§ **LAVORO DA SVOLGERE**
1. Trasforma in un breve elenco il paragrafo della relazione che comincia con «Un pellegrinaggio di solidarietà un po' particolare», conservandone i fatti principali.
2. Rispondi a queste domande sulla relazione, indicando ogni risposta con la stessa lettera:
(a) Che numero porta il viaggio raccontato?
(b) In quali giorni si svolge?
(c) Per la quale volta chi scrive si prepara a vivere la festa dell'Immacolata a Medjugorje?

───── BRANO DA LEGGERE

SARAJEVO 1994 A MEDJUGORJE CON PELLEGRINAGGI DI AIUTI PER LA BOSNIA-ERZEGOVINA
relazione di Alberto Bonifacio 55° VIAGGIO: 7 -13/12 1994
Festa dell'Immacolata -Dentro a SARAJEVO ... l'inferno.
SARAJEVO 1994 A MEDJUGORJE CON PELLEGRINAGGI DI AIUTI PER LA BOSNIA-ERZEGOVINA
Relazione di Alberto Bonifacio 55° VIAGGIO: 7 -13/12 1994
Festa dell'Immacolata -Dentro a SARAJEVO ...l'inferno.
Un pellegrinaggio di solidarietà un po' particolare, sia perché l'Immacolata è per me un anniversario e per la 15° volta mi accingo a vivere questa festa a Medjugorje, sia perché la méta è per me nuova e straordinaria: Sarajevo.

──────────
───── MATERIALE FORNITO

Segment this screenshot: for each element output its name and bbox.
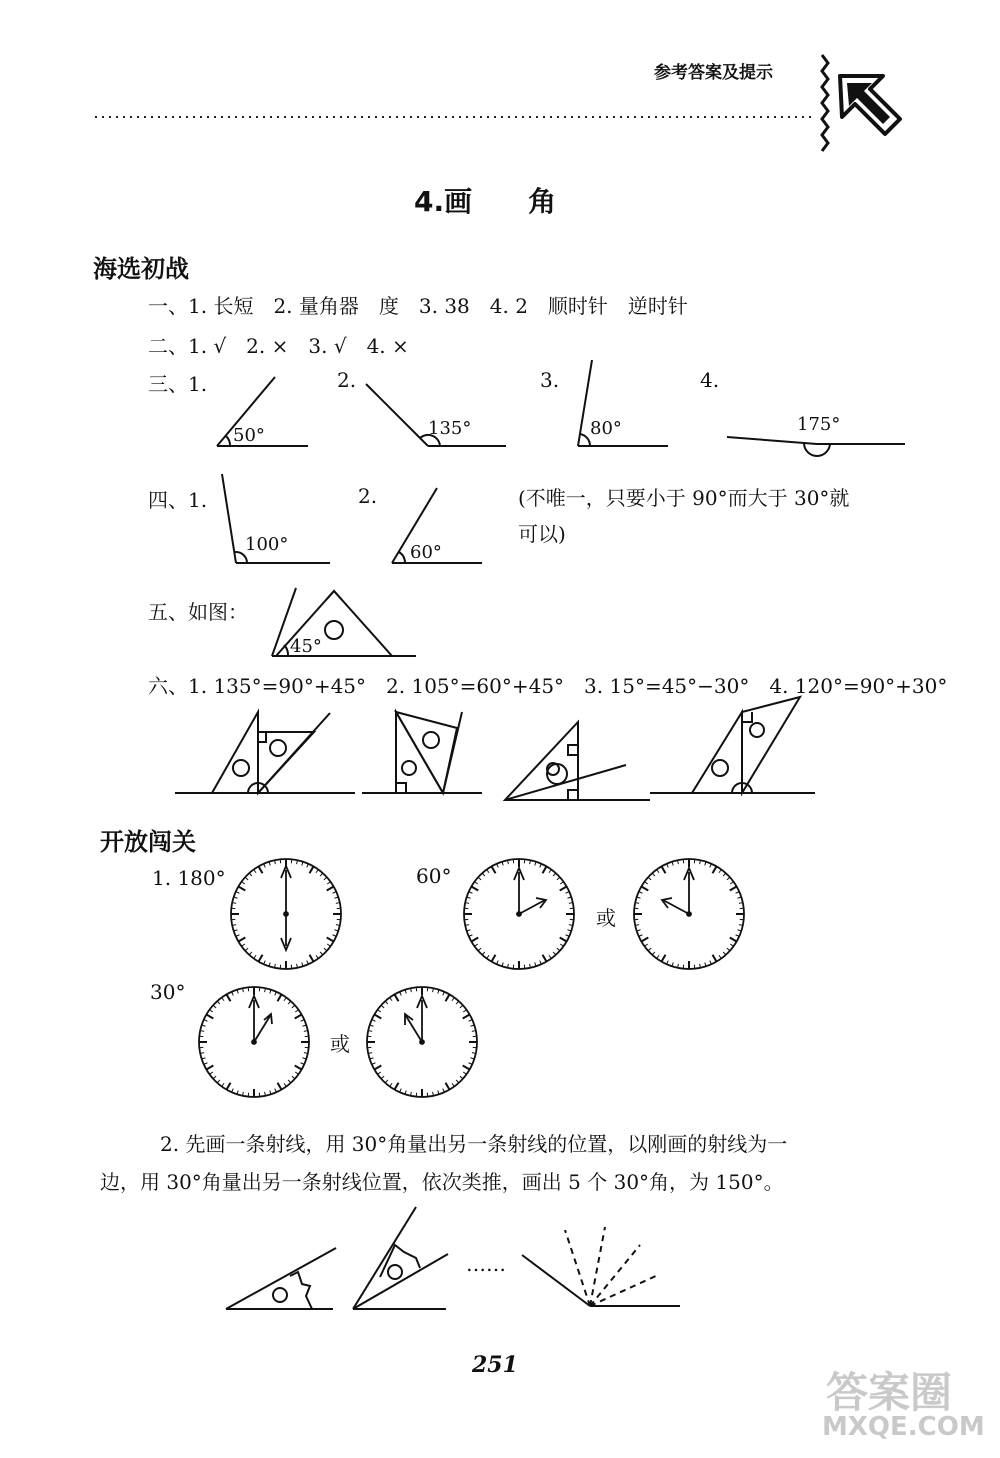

──────────

§ **RISPOSTE COMPLETE**
1.
- Si tratta di un pellegrinaggio di solidarietà un po' particolare, per due motivi.
- L'Immacolata è un anniversario per chi scrive, che si prepara a vivere questa festa a Medjugorje per la quindicesima volta.
- La meta, Sarajevo, è nuova e straordinaria.

2.
(a) È il 55° viaggio.
(b) Dal 7 al 13 dicembre 1994.
(c) Per la quindicesima volta.